Problem requirements: Collect all lines from the records below that include the word "offset".

Record list:
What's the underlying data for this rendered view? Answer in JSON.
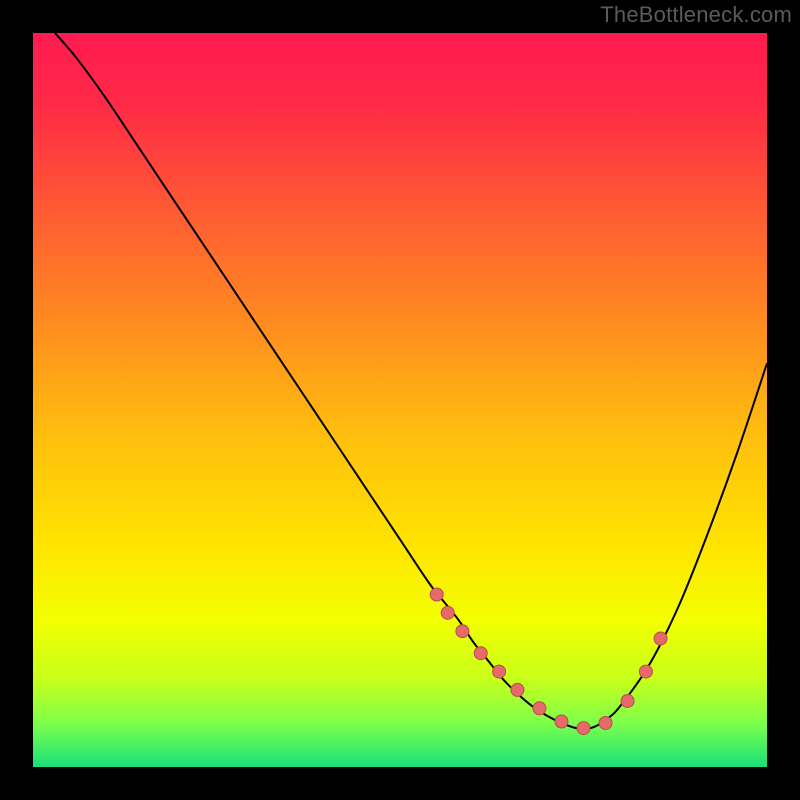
{
  "watermark": "TheBottleneck.com",
  "gradient": {
    "stops": [
      {
        "offset": 0.0,
        "color": "#ff1a51"
      },
      {
        "offset": 0.1,
        "color": "#ff2b46"
      },
      {
        "offset": 0.25,
        "color": "#ff5d32"
      },
      {
        "offset": 0.4,
        "color": "#ff8d1f"
      },
      {
        "offset": 0.55,
        "color": "#ffbf0e"
      },
      {
        "offset": 0.7,
        "color": "#ffe500"
      },
      {
        "offset": 0.8,
        "color": "#f3ff00"
      },
      {
        "offset": 0.88,
        "color": "#c8ff1a"
      },
      {
        "offset": 0.94,
        "color": "#7dff4a"
      },
      {
        "offset": 1.0,
        "color": "#18e07a"
      }
    ]
  },
  "curve_color": "#000000",
  "dot_fill": "#e66a6a",
  "dot_stroke": "#b94c4c",
  "chart_data": {
    "type": "line",
    "title": "",
    "xlabel": "",
    "ylabel": "",
    "xlim": [
      0,
      100
    ],
    "ylim": [
      0,
      100
    ],
    "series": [
      {
        "name": "curve",
        "x": [
          3,
          6,
          10,
          14,
          18,
          22,
          26,
          30,
          34,
          38,
          42,
          46,
          50,
          54,
          56,
          58,
          60,
          62,
          64,
          66,
          68,
          70,
          72,
          74,
          76,
          78,
          80,
          84,
          88,
          92,
          96,
          100
        ],
        "y": [
          100,
          96.5,
          91,
          85,
          79,
          73,
          67,
          61,
          55,
          49,
          43,
          37,
          31,
          25,
          22.5,
          20,
          17,
          14.5,
          12,
          10,
          8.3,
          7,
          6,
          5.3,
          5.3,
          6.4,
          8.3,
          14,
          22,
          32,
          43,
          55
        ]
      },
      {
        "name": "dots",
        "x": [
          55,
          56.5,
          58.5,
          61,
          63.5,
          66,
          69,
          72,
          75,
          78,
          81,
          83.5,
          85.5
        ],
        "y": [
          23.5,
          21,
          18.5,
          15.5,
          13,
          10.5,
          8,
          6.2,
          5.3,
          6,
          9,
          13,
          17.5
        ]
      }
    ]
  }
}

Exercise answer:
        "offset": 0.0,
        "offset": 0.1,
        "offset": 0.25,
        "offset": 0.4,
        "offset": 0.55,
        "offset": 0.7,
        "offset": 0.8,
        "offset": 0.88,
        "offset": 0.94,
        "offset": 1.0,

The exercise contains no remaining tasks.